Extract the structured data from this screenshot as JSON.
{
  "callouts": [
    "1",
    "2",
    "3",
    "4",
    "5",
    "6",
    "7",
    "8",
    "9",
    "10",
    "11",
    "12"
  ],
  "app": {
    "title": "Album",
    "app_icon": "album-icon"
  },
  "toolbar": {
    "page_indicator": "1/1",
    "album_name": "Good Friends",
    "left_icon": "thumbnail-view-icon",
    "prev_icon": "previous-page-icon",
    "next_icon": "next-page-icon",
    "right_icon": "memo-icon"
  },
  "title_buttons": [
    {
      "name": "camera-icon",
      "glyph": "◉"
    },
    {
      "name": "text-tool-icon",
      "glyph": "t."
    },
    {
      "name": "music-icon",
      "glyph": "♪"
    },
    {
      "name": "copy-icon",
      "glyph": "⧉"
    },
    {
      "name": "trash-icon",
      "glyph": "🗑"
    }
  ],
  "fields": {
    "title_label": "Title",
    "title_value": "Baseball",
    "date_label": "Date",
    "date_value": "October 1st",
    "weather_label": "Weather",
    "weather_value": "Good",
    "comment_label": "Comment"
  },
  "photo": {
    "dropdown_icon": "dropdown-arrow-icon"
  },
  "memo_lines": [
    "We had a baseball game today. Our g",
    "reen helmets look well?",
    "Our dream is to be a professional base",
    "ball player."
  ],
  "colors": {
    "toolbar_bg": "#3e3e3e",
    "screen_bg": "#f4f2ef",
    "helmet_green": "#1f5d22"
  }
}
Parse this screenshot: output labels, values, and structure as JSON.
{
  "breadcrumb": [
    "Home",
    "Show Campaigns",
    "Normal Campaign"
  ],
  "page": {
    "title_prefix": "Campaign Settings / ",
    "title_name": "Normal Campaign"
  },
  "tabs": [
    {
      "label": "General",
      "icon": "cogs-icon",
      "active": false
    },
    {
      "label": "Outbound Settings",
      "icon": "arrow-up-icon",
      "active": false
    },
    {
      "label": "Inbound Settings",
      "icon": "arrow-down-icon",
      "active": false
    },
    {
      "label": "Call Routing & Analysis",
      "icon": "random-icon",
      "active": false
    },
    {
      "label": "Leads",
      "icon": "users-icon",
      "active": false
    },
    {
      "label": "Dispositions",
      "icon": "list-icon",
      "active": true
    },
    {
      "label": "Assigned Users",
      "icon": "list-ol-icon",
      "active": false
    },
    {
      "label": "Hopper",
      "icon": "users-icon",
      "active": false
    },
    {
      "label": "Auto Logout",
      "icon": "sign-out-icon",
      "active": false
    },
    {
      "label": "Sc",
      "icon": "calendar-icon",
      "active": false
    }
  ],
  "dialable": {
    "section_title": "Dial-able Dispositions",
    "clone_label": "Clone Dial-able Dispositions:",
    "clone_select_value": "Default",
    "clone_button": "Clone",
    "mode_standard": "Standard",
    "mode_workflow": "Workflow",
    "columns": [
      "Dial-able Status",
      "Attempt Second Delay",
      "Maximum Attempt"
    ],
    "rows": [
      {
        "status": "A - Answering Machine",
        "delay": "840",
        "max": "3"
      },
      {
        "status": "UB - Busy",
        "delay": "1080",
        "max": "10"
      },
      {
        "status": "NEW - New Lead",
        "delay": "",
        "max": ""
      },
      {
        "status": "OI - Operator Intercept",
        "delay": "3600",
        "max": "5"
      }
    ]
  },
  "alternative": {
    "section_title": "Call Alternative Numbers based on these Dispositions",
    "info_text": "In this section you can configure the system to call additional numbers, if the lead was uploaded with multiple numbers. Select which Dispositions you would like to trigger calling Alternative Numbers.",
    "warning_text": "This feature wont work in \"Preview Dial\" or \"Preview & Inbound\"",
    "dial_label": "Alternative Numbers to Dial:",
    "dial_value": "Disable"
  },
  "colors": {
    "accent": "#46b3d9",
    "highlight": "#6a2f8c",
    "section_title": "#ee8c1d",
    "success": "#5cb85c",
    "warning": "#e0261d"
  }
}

------------------------------------------------------------

Brief:
Copy all data exactly, start to finish.

Completed task:
Extract the structured data from this screenshot as JSON.
{
  "callouts": [
    "1",
    "2",
    "3",
    "4",
    "5",
    "6",
    "7",
    "8",
    "9",
    "10",
    "11",
    "12"
  ],
  "app": {
    "title": "Album",
    "app_icon": "album-icon"
  },
  "toolbar": {
    "page_indicator": "1/1",
    "album_name": "Good Friends",
    "left_icon": "thumbnail-view-icon",
    "prev_icon": "previous-page-icon",
    "next_icon": "next-page-icon",
    "right_icon": "memo-icon"
  },
  "title_buttons": [
    {
      "name": "camera-icon",
      "glyph": "◉"
    },
    {
      "name": "text-tool-icon",
      "glyph": "t."
    },
    {
      "name": "music-icon",
      "glyph": "♪"
    },
    {
      "name": "copy-icon",
      "glyph": "⧉"
    },
    {
      "name": "trash-icon",
      "glyph": "🗑"
    }
  ],
  "fields": {
    "title_label": "Title",
    "title_value": "Baseball",
    "date_label": "Date",
    "date_value": "October 1st",
    "weather_label": "Weather",
    "weather_value": "Good",
    "comment_label": "Comment"
  },
  "photo": {
    "dropdown_icon": "dropdown-arrow-icon"
  },
  "memo_lines": [
    "We had a baseball game today. Our g",
    "reen helmets look well?",
    "Our dream is to be a professional base",
    "ball player."
  ],
  "colors": {
    "toolbar_bg": "#3e3e3e",
    "screen_bg": "#f4f2ef",
    "helmet_green": "#1f5d22"
  }
}
Parse this screenshot: output labels, values, and structure as JSON.
{
  "breadcrumb": [
    "Home",
    "Show Campaigns",
    "Normal Campaign"
  ],
  "page": {
    "title_prefix": "Campaign Settings / ",
    "title_name": "Normal Campaign"
  },
  "tabs": [
    {
      "label": "General",
      "icon": "cogs-icon",
      "active": false
    },
    {
      "label": "Outbound Settings",
      "icon": "arrow-up-icon",
      "active": false
    },
    {
      "label": "Inbound Settings",
      "icon": "arrow-down-icon",
      "active": false
    },
    {
      "label": "Call Routing & Analysis",
      "icon": "random-icon",
      "active": false
    },
    {
      "label": "Leads",
      "icon": "users-icon",
      "active": false
    },
    {
      "label": "Dispositions",
      "icon": "list-icon",
      "active": true
    },
    {
      "label": "Assigned Users",
      "icon": "list-ol-icon",
      "active": false
    },
    {
      "label": "Hopper",
      "icon": "users-icon",
      "active": false
    },
    {
      "label": "Auto Logout",
      "icon": "sign-out-icon",
      "active": false
    },
    {
      "label": "Sc",
      "icon": "calendar-icon",
      "active": false
    }
  ],
  "dialable": {
    "section_title": "Dial-able Dispositions",
    "clone_label": "Clone Dial-able Dispositions:",
    "clone_select_value": "Default",
    "clone_button": "Clone",
    "mode_standard": "Standard",
    "mode_workflow": "Workflow",
    "columns": [
      "Dial-able Status",
      "Attempt Second Delay",
      "Maximum Attempt"
    ],
    "rows": [
      {
        "status": "A - Answering Machine",
        "delay": "840",
        "max": "3"
      },
      {
        "status": "UB - Busy",
        "delay": "1080",
        "max": "10"
      },
      {
        "status": "NEW - New Lead",
        "delay": "",
        "max": ""
      },
      {
        "status": "OI - Operator Intercept",
        "delay": "3600",
        "max": "5"
      }
    ]
  },
  "alternative": {
    "section_title": "Call Alternative Numbers based on these Dispositions",
    "info_text": "In this section you can configure the system to call additional numbers, if the lead was uploaded with multiple numbers. Select which Dispositions you would like to trigger calling Alternative Numbers.",
    "warning_text": "This feature wont work in \"Preview Dial\" or \"Preview & Inbound\"",
    "dial_label": "Alternative Numbers to Dial:",
    "dial_value": "Disable"
  },
  "colors": {
    "accent": "#46b3d9",
    "highlight": "#6a2f8c",
    "section_title": "#ee8c1d",
    "success": "#5cb85c",
    "warning": "#e0261d"
  }
}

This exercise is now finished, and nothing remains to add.